— Start Items —

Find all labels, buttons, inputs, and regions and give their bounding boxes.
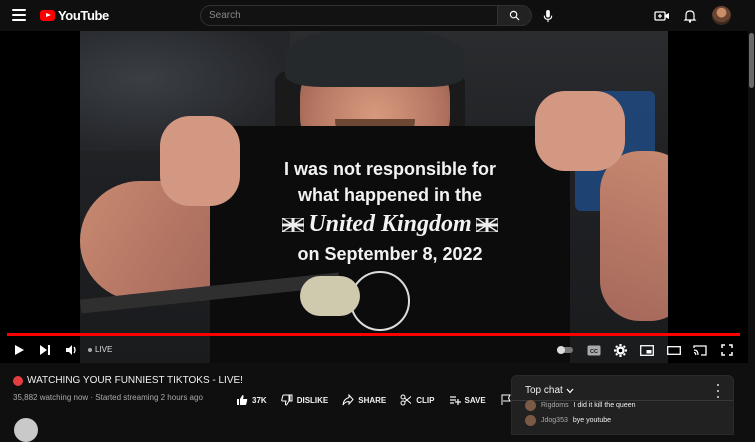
closed-captions-icon: CC [587, 345, 601, 355]
miniplayer-icon [640, 344, 654, 356]
account-avatar[interactable] [712, 6, 731, 25]
save-button[interactable]: SAVE [449, 393, 486, 407]
thumbs-down-icon [280, 394, 293, 406]
union-jack-icon [282, 218, 305, 233]
notifications-button[interactable] [682, 8, 698, 24]
video-frame[interactable]: I was not responsible for what happened … [80, 31, 668, 363]
shirt-line-1: I was not responsible for [283, 159, 497, 179]
report-button[interactable] [500, 393, 512, 407]
share-arrow-icon [342, 394, 354, 406]
save-label: SAVE [464, 395, 486, 405]
shirt-line-4: on September 8, 2022 [297, 244, 483, 264]
progress-bar[interactable] [7, 333, 740, 336]
bell-icon [683, 10, 697, 23]
shirt-print: I was not responsible for what happened … [210, 156, 570, 267]
video-actions: 37K DISLIKE SHARE CLIP SAVE [236, 393, 526, 407]
live-badge[interactable]: LIVE [88, 345, 112, 354]
flag-icon [501, 394, 511, 405]
youtube-play-icon [40, 10, 55, 21]
chat-author[interactable]: Rigdoms [541, 402, 569, 409]
microphone-icon [543, 9, 553, 22]
video-title: WATCHING YOUR FUNNIEST TIKTOKS - LIVE! [27, 375, 243, 386]
red-circle-emoji-icon [13, 375, 23, 386]
chat-message: Rigdoms I did it kill the queen [525, 400, 636, 411]
next-button[interactable] [37, 342, 53, 358]
share-label: SHARE [358, 395, 387, 405]
subtitles-button[interactable]: CC [586, 342, 602, 358]
video-title-row: WATCHING YOUR FUNNIEST TIKTOKS - LIVE! [13, 375, 243, 386]
create-button[interactable] [654, 8, 670, 24]
chat-avatar[interactable] [525, 400, 536, 411]
play-icon [15, 345, 24, 355]
miniplayer-button[interactable] [639, 342, 655, 358]
chat-avatar[interactable] [525, 415, 536, 426]
chat-text: I did it kill the queen [573, 402, 636, 409]
live-label: LIVE [95, 345, 113, 354]
mute-button[interactable] [63, 342, 79, 358]
skip-next-icon [40, 345, 50, 355]
hamburger-menu-icon[interactable] [12, 9, 26, 21]
voice-search-button[interactable] [539, 7, 557, 25]
search-button[interactable] [498, 5, 532, 26]
right-arm [600, 151, 668, 321]
shirt-line-3: United Kingdom [308, 211, 472, 237]
chat-more-options-icon[interactable] [715, 384, 721, 398]
channel-avatar[interactable] [14, 418, 38, 442]
fullscreen-icon [721, 344, 733, 356]
clip-button[interactable]: CLIP [400, 393, 435, 407]
shirt-line-2: what happened in the [297, 185, 482, 205]
cast-icon [693, 344, 707, 356]
share-button[interactable]: SHARE [342, 393, 386, 407]
dislike-label: DISLIKE [296, 395, 329, 405]
autoplay-toggle-icon [557, 346, 573, 354]
chat-mode-dropdown[interactable]: Top chat [525, 385, 574, 396]
chat-mode-label: Top chat [525, 385, 563, 396]
settings-button[interactable] [612, 342, 628, 358]
chevron-down-icon [566, 388, 574, 393]
page-scrollbar[interactable] [748, 31, 755, 424]
like-button[interactable]: 37K [236, 393, 267, 407]
theater-mode-button[interactable] [666, 342, 682, 358]
play-button[interactable] [11, 342, 27, 358]
streamer-cap [285, 31, 465, 87]
youtube-logo[interactable]: YouTube [40, 8, 109, 23]
search-icon [509, 10, 520, 21]
thumbs-up-icon [237, 395, 248, 405]
dislike-button[interactable]: DISLIKE [280, 393, 329, 407]
chat-text: bye youtube [572, 417, 612, 424]
masthead: YouTube [0, 0, 755, 31]
autoplay-toggle[interactable] [556, 342, 574, 358]
cast-button[interactable] [692, 342, 708, 358]
volume-icon [65, 345, 76, 355]
playlist-add-icon [449, 396, 461, 405]
video-player[interactable]: I was not responsible for what happened … [0, 31, 748, 363]
scrollbar-thumb[interactable] [749, 33, 754, 88]
search-input[interactable] [200, 5, 498, 26]
svg-text:CC: CC [590, 348, 598, 354]
logo-text: YouTube [58, 8, 109, 23]
microphone-pop-filter [300, 276, 360, 316]
like-count: 37K [252, 395, 267, 405]
video-camera-plus-icon [654, 11, 669, 21]
chat-message: Jdog353 bye youtube [525, 415, 611, 426]
union-jack-icon [475, 218, 498, 233]
chat-author[interactable]: Jdog353 [541, 417, 568, 424]
progress-fill [7, 333, 740, 336]
live-dot-icon [88, 347, 92, 352]
scissors-icon [400, 394, 412, 406]
theater-mode-icon [667, 345, 681, 355]
clip-label: CLIP [416, 395, 435, 405]
fullscreen-button[interactable] [719, 342, 735, 358]
live-chat-panel: Top chat Rigdoms I did it kill the queen… [511, 375, 734, 435]
gear-icon [613, 343, 627, 357]
player-controls: LIVE CC [0, 337, 748, 363]
video-meta: 35,882 watching now · Started streaming … [13, 393, 203, 402]
search-bar [200, 5, 532, 26]
shirt-line-3-row: United Kingdom [210, 207, 570, 241]
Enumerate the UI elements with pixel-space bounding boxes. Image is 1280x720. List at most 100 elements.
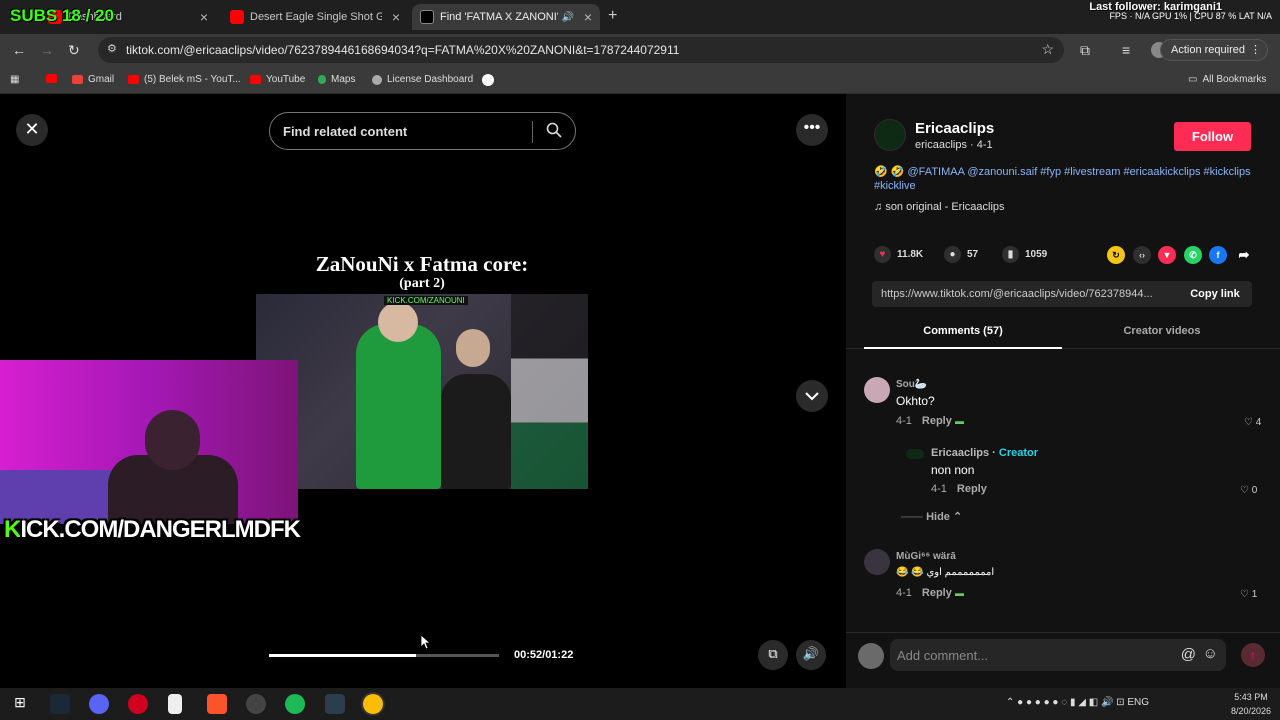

— End Items —

### Prompt
Write out every line of the records above word for word, leaving out the pictures.

### Output below
Find all labels, buttons, inputs, and regions and give their bounding boxes.
closed-captions-icon: CC [587, 345, 601, 355]
miniplayer-icon [640, 344, 654, 356]
account-avatar[interactable] [712, 6, 731, 25]
save-button[interactable]: SAVE [449, 393, 486, 407]
thumbs-down-icon [280, 394, 293, 406]
union-jack-icon [282, 218, 305, 233]
notifications-button[interactable] [682, 8, 698, 24]
video-frame[interactable]: I was not responsible for what happened … [80, 31, 668, 363]
shirt-line-1: I was not responsible for [283, 159, 497, 179]
report-button[interactable] [500, 393, 512, 407]
share-arrow-icon [342, 394, 354, 406]
save-label: SAVE [464, 395, 486, 405]
shirt-line-4: on September 8, 2022 [297, 244, 483, 264]
progress-bar[interactable] [7, 333, 740, 336]
bell-icon [683, 10, 697, 23]
shirt-print: I was not responsible for what happened … [210, 156, 570, 267]
video-actions: 37K DISLIKE SHARE CLIP SAVE [236, 393, 526, 407]
live-badge[interactable]: LIVE [88, 345, 112, 354]
flag-icon [501, 394, 511, 405]
youtube-play-icon [40, 10, 55, 21]
chat-author[interactable]: Rigdoms [541, 402, 569, 409]
microphone-icon [543, 9, 553, 22]
video-title: WATCHING YOUR FUNNIEST TIKTOKS - LIVE! [27, 375, 243, 386]
red-circle-emoji-icon [13, 375, 23, 386]
chat-message: Rigdoms I did it kill the queen [525, 400, 636, 411]
next-button[interactable] [37, 342, 53, 358]
share-label: SHARE [358, 395, 387, 405]
subtitles-button[interactable]: CC [586, 342, 602, 358]
video-title-row: WATCHING YOUR FUNNIEST TIKTOKS - LIVE! [13, 375, 243, 386]
create-button[interactable] [654, 8, 670, 24]
chat-avatar[interactable] [525, 400, 536, 411]
play-icon [15, 345, 24, 355]
miniplayer-button[interactable] [639, 342, 655, 358]
chat-avatar[interactable] [525, 415, 536, 426]
chat-text: I did it kill the queen [573, 402, 636, 409]
live-label: LIVE [95, 345, 113, 354]
mute-button[interactable] [63, 342, 79, 358]
skip-next-icon [40, 345, 50, 355]
hamburger-menu-icon[interactable] [12, 9, 26, 21]
voice-search-button[interactable] [539, 7, 557, 25]
search-button[interactable] [498, 5, 532, 26]
right-arm [600, 151, 668, 321]
shirt-line-3: United Kingdom [308, 211, 472, 237]
chat-more-options-icon[interactable] [715, 384, 721, 398]
channel-avatar[interactable] [14, 418, 38, 442]
fullscreen-icon [721, 344, 733, 356]
clip-button[interactable]: CLIP [400, 393, 435, 407]
shirt-line-2: what happened in the [297, 185, 482, 205]
cast-icon [693, 344, 707, 356]
share-button[interactable]: SHARE [342, 393, 386, 407]
dislike-label: DISLIKE [296, 395, 329, 405]
autoplay-toggle-icon [557, 346, 573, 354]
chat-mode-dropdown[interactable]: Top chat [525, 385, 574, 396]
chat-mode-label: Top chat [525, 385, 563, 396]
settings-button[interactable] [612, 342, 628, 358]
chevron-down-icon [566, 388, 574, 393]
page-scrollbar[interactable] [748, 31, 755, 424]
like-button[interactable]: 37K [236, 393, 267, 407]
theater-mode-button[interactable] [666, 342, 682, 358]
play-button[interactable] [11, 342, 27, 358]
streamer-cap [285, 31, 465, 87]
youtube-logo[interactable]: YouTube [40, 8, 109, 23]
search-icon [509, 10, 520, 21]
thumbs-up-icon [237, 395, 248, 405]
dislike-button[interactable]: DISLIKE [280, 393, 329, 407]
chat-text: bye youtube [572, 417, 612, 424]
masthead: YouTube [0, 0, 755, 31]
autoplay-toggle[interactable] [556, 342, 574, 358]
cast-button[interactable] [692, 342, 708, 358]
volume-icon [65, 345, 76, 355]
playlist-add-icon [449, 396, 461, 405]
video-player[interactable]: I was not responsible for what happened … [0, 31, 748, 363]
scrollbar-thumb[interactable] [749, 33, 754, 88]
search-input[interactable] [200, 5, 498, 26]
svg-text:CC: CC [590, 348, 598, 354]
logo-text: YouTube [58, 8, 109, 23]
microphone-pop-filter [300, 276, 360, 316]
like-count: 37K [252, 395, 267, 405]
video-camera-plus-icon [654, 11, 669, 21]
chat-message: Jdog353 bye youtube [525, 415, 611, 426]
union-jack-icon [475, 218, 498, 233]
chat-author[interactable]: Jdog353 [541, 417, 568, 424]
progress-fill [7, 333, 740, 336]
live-dot-icon [88, 347, 92, 352]
scissors-icon [400, 394, 412, 406]
theater-mode-icon [667, 345, 681, 355]
clip-label: CLIP [416, 395, 435, 405]
fullscreen-button[interactable] [719, 342, 735, 358]
live-chat-panel: Top chat Rigdoms I did it kill the queen… [511, 375, 734, 435]
gear-icon [613, 343, 627, 357]
player-controls: LIVE CC [0, 337, 748, 363]
video-meta: 35,882 watching now · Started streaming … [13, 393, 203, 402]
search-bar [200, 5, 532, 26]
shirt-line-3-row: United Kingdom [210, 207, 570, 241]
Enumerate the UI elements with pixel-space bounding boxes. Image is 1280x720. List at most 100 elements.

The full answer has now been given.